/---

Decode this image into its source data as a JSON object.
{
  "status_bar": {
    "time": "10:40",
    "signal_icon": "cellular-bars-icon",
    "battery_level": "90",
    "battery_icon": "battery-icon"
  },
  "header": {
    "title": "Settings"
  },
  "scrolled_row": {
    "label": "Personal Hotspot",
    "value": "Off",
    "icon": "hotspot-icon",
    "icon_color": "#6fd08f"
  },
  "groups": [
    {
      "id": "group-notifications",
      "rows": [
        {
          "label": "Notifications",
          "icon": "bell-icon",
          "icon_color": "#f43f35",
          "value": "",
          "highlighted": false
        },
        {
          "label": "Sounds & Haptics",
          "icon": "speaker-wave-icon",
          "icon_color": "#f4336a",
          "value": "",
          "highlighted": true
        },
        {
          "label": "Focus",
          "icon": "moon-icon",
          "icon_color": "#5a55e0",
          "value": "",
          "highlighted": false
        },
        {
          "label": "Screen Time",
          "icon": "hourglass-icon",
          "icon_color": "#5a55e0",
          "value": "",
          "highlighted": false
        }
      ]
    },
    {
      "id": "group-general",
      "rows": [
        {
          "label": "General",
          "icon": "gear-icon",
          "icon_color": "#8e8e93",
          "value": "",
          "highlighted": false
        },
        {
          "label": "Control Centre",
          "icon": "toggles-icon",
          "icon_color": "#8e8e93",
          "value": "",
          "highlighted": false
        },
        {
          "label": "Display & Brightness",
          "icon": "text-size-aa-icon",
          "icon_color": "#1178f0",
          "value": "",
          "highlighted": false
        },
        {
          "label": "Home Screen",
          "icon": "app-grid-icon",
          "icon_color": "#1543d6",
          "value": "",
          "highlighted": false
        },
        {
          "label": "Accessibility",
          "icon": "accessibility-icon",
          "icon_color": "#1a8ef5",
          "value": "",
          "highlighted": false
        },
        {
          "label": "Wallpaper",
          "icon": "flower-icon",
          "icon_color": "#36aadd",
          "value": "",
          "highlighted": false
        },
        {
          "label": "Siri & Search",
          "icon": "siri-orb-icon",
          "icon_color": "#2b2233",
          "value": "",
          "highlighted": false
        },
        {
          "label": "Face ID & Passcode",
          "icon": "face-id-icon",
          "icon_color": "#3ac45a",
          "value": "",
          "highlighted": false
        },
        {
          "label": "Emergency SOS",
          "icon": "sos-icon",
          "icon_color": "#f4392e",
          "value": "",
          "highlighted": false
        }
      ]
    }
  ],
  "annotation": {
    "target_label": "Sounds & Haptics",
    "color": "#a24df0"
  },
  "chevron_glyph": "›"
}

\---

TASK TO COMPLETE> Extract every entry in the listing word for word.

EXERCISE RESPONSE>
Decode this image into its source data as a JSON object.
{
  "status_bar": {
    "time": "10:40",
    "signal_icon": "cellular-bars-icon",
    "battery_level": "90",
    "battery_icon": "battery-icon"
  },
  "header": {
    "title": "Settings"
  },
  "scrolled_row": {
    "label": "Personal Hotspot",
    "value": "Off",
    "icon": "hotspot-icon",
    "icon_color": "#6fd08f"
  },
  "groups": [
    {
      "id": "group-notifications",
      "rows": [
        {
          "label": "Notifications",
          "icon": "bell-icon",
          "icon_color": "#f43f35",
          "value": "",
          "highlighted": false
        },
        {
          "label": "Sounds & Haptics",
          "icon": "speaker-wave-icon",
          "icon_color": "#f4336a",
          "value": "",
          "highlighted": true
        },
        {
          "label": "Focus",
          "icon": "moon-icon",
          "icon_color": "#5a55e0",
          "value": "",
          "highlighted": false
        },
        {
          "label": "Screen Time",
          "icon": "hourglass-icon",
          "icon_color": "#5a55e0",
          "value": "",
          "highlighted": false
        }
      ]
    },
    {
      "id": "group-general",
      "rows": [
        {
          "label": "General",
          "icon": "gear-icon",
          "icon_color": "#8e8e93",
          "value": "",
          "highlighted": false
        },
        {
          "label": "Control Centre",
          "icon": "toggles-icon",
          "icon_color": "#8e8e93",
          "value": "",
          "highlighted": false
        },
        {
          "label": "Display & Brightness",
          "icon": "text-size-aa-icon",
          "icon_color": "#1178f0",
          "value": "",
          "highlighted": false
        },
        {
          "label": "Home Screen",
          "icon": "app-grid-icon",
          "icon_color": "#1543d6",
          "value": "",
          "highlighted": false
        },
        {
          "label": "Accessibility",
          "icon": "accessibility-icon",
          "icon_color": "#1a8ef5",
          "value": "",
          "highlighted": false
        },
        {
          "label": "Wallpaper",
          "icon": "flower-icon",
          "icon_color": "#36aadd",
          "value": "",
          "highlighted": false
        },
        {
          "label": "Siri & Search",
          "icon": "siri-orb-icon",
          "icon_color": "#2b2233",
          "value": "",
          "highlighted": false
        },
        {
          "label": "Face ID & Passcode",
          "icon": "face-id-icon",
          "icon_color": "#3ac45a",
          "value": "",
          "highlighted": false
        },
        {
          "label": "Emergency SOS",
          "icon": "sos-icon",
          "icon_color": "#f4392e",
          "value": "",
          "highlighted": false
        }
      ]
    }
  ],
  "annotation": {
    "target_label": "Sounds & Haptics",
    "color": "#a24df0"
  },
  "chevron_glyph": "›"
}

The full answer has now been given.